■ Exercise instructions ■
Pick out the lines below that include the string "crease".

Data items:
════════════════
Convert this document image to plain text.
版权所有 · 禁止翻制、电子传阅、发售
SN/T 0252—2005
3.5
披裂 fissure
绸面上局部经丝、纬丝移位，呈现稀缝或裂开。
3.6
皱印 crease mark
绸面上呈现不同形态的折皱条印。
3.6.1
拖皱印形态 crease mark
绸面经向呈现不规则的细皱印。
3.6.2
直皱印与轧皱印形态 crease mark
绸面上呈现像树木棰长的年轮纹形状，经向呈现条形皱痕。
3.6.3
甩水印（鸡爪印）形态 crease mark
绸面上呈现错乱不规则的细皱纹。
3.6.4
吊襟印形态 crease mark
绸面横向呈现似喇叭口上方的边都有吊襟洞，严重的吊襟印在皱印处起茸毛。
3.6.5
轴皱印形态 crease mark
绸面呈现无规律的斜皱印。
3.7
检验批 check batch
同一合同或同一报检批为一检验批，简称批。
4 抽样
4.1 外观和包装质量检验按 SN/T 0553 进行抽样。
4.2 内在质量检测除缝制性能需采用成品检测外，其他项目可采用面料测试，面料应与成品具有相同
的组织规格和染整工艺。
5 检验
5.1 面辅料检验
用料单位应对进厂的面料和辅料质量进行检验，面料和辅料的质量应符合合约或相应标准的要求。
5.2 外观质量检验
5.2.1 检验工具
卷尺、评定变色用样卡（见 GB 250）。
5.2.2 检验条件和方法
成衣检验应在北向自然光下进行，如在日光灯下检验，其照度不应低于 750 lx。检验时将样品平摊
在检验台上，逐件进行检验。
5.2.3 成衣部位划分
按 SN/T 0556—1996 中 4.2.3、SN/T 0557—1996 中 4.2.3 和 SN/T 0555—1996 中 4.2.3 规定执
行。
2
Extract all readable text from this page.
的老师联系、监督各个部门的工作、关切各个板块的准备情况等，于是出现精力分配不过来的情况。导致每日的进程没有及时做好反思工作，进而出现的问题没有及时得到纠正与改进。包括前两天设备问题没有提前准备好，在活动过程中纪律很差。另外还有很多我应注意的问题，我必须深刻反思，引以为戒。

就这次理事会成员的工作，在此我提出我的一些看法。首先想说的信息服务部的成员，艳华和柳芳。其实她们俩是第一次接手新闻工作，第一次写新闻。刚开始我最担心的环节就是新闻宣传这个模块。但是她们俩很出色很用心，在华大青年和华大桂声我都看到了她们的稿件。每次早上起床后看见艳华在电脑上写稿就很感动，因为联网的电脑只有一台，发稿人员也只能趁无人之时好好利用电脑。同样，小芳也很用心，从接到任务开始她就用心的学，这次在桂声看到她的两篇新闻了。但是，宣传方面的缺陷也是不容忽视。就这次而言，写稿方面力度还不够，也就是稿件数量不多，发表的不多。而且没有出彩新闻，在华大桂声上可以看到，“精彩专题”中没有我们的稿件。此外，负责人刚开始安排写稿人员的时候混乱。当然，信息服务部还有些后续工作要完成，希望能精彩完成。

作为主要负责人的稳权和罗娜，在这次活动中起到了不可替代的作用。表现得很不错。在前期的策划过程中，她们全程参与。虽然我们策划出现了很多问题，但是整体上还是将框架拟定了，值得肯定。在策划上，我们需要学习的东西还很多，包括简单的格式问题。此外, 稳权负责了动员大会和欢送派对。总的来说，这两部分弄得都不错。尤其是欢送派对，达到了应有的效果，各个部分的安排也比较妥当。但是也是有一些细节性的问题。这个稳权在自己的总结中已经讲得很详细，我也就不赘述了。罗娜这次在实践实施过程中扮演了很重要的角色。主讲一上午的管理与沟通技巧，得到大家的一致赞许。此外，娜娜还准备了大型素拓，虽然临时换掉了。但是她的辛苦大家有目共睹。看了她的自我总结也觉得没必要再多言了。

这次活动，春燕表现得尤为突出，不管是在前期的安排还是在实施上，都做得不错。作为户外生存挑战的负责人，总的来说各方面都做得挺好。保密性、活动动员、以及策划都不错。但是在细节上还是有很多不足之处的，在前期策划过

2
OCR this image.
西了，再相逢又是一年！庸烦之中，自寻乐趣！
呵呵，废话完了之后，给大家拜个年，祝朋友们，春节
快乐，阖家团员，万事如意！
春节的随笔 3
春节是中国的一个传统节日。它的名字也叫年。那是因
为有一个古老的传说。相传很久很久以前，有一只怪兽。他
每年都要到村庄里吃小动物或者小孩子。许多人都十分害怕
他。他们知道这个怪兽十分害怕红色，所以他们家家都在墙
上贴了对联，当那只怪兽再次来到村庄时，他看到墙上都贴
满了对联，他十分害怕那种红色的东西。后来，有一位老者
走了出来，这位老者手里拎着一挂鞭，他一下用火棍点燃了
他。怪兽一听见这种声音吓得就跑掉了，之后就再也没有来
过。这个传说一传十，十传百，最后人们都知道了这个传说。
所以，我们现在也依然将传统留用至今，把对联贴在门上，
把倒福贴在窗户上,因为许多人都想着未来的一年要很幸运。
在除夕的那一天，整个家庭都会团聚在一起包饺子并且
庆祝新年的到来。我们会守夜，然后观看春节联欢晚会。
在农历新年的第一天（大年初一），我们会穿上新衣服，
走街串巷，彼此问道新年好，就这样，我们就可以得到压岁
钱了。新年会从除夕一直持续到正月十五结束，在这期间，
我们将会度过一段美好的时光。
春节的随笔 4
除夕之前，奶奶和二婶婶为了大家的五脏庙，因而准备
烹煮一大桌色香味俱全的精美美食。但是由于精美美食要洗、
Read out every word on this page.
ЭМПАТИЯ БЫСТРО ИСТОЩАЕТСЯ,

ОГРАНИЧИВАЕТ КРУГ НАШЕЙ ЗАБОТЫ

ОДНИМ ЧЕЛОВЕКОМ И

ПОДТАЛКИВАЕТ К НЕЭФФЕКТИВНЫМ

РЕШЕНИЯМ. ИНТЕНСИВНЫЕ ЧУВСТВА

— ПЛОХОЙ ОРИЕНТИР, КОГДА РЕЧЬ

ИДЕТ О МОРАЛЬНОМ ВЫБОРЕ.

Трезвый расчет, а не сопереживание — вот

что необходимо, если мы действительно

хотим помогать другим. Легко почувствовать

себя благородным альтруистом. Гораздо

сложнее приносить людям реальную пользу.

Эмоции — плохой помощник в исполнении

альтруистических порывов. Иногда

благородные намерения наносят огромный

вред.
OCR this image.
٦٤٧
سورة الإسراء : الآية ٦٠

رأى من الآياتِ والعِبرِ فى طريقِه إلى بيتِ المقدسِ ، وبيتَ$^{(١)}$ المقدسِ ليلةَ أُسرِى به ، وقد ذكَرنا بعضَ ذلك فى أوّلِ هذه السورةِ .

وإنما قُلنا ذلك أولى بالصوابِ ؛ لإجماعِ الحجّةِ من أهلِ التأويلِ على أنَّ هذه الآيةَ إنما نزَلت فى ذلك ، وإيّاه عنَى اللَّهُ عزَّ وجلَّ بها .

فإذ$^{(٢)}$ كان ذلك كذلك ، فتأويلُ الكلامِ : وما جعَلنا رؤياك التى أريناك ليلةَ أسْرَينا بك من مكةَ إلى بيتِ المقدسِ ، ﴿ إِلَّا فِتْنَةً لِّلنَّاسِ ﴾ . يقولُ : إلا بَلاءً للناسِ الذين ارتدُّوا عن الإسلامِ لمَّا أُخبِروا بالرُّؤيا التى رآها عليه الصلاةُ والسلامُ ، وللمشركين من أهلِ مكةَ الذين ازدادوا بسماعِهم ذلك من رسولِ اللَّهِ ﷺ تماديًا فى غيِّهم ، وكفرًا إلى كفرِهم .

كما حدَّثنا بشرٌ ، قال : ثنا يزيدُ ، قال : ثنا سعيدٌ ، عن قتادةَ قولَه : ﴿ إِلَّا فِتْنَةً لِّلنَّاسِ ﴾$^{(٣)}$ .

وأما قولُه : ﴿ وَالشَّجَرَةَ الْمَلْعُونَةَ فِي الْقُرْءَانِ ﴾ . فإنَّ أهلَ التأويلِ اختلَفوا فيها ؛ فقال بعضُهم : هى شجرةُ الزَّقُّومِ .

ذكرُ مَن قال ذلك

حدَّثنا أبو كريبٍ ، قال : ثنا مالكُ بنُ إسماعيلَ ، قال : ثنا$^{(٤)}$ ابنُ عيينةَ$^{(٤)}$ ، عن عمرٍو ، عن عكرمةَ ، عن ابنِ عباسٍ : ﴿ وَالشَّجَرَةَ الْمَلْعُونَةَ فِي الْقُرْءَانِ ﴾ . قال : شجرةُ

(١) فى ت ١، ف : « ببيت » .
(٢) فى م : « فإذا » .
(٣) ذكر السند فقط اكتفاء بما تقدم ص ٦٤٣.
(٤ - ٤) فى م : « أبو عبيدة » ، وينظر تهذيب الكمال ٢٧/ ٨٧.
════════════════
■ Full response ■
皱印 crease mark
拖皱印形态 crease mark
直皱印与轧皱印形态 crease mark
甩水印（鸡爪印）形态 crease mark
吊襟印形态 crease mark
轴皱印形态 crease mark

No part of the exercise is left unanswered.